──────── DATASET RECORDS ────────
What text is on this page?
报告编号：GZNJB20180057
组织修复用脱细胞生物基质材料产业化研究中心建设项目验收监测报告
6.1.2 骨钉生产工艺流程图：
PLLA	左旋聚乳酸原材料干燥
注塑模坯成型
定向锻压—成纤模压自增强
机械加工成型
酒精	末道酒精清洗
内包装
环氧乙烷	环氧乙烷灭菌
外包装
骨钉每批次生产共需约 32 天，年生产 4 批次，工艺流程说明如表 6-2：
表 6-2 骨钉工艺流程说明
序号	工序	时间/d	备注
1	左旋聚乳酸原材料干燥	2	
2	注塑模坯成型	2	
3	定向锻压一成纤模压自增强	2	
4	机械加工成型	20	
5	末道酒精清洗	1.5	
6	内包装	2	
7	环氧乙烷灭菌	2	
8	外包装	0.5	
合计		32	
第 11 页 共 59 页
────────
[PROBLEM DESCRIPTION]: Write out every entry word for word.

[THE OUTPUT]:
What text is on this page?
报告编号：GZNJB20180057
组织修复用脱细胞生物基质材料产业化研究中心建设项目验收监测报告
6.1.2 骨钉生产工艺流程图：
PLLA	左旋聚乳酸原材料干燥
注塑模坯成型
定向锻压—成纤模压自增强
机械加工成型
酒精	末道酒精清洗
内包装
环氧乙烷	环氧乙烷灭菌
外包装
骨钉每批次生产共需约 32 天，年生产 4 批次，工艺流程说明如表 6-2：
表 6-2 骨钉工艺流程说明
序号	工序	时间/d	备注
1	左旋聚乳酸原材料干燥	2	
2	注塑模坯成型	2	
3	定向锻压一成纤模压自增强	2	
4	机械加工成型	20	
5	末道酒精清洗	1.5	
6	内包装	2	
7	环氧乙烷灭菌	2	
8	外包装	0.5	
合计		32	
第 11 页 共 59 页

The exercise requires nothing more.